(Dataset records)
-*-

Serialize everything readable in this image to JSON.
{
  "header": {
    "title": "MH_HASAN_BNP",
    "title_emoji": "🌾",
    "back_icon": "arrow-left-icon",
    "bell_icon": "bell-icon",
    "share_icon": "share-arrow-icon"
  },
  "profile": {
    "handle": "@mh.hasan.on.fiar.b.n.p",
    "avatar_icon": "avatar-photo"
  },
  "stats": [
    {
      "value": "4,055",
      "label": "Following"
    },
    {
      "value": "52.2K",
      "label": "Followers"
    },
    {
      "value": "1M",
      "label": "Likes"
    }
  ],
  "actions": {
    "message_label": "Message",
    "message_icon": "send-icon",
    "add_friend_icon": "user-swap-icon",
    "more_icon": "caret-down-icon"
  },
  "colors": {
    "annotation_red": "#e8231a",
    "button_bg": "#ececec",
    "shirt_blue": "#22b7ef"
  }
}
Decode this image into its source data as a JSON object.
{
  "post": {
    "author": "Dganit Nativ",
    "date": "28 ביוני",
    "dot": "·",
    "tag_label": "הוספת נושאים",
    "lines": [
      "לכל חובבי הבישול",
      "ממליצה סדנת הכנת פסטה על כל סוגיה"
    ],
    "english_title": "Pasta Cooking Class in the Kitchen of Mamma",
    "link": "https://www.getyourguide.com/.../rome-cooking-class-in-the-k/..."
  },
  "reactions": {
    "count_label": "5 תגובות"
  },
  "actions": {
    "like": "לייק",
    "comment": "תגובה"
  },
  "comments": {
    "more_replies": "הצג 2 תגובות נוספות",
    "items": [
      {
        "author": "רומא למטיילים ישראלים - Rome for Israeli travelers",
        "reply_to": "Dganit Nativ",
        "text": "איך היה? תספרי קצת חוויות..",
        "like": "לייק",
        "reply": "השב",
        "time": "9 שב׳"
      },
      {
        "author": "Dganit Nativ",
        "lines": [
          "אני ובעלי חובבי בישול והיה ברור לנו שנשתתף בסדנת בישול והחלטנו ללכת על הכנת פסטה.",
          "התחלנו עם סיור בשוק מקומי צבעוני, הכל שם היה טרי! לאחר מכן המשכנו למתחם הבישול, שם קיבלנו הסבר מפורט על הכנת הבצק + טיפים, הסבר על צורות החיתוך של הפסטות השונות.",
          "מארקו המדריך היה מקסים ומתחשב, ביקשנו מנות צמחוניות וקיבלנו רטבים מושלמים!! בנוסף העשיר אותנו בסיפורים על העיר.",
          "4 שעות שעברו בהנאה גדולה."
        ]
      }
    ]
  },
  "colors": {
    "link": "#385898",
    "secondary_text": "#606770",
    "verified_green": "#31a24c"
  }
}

-*-

→ WHAT YOU ARE ASKED TO DO: Write out every line of the listing that holds the word "JSON".

→ FULL ANSWER:
Serialize everything readable in this image to JSON.
Decode this image into its source data as a JSON object.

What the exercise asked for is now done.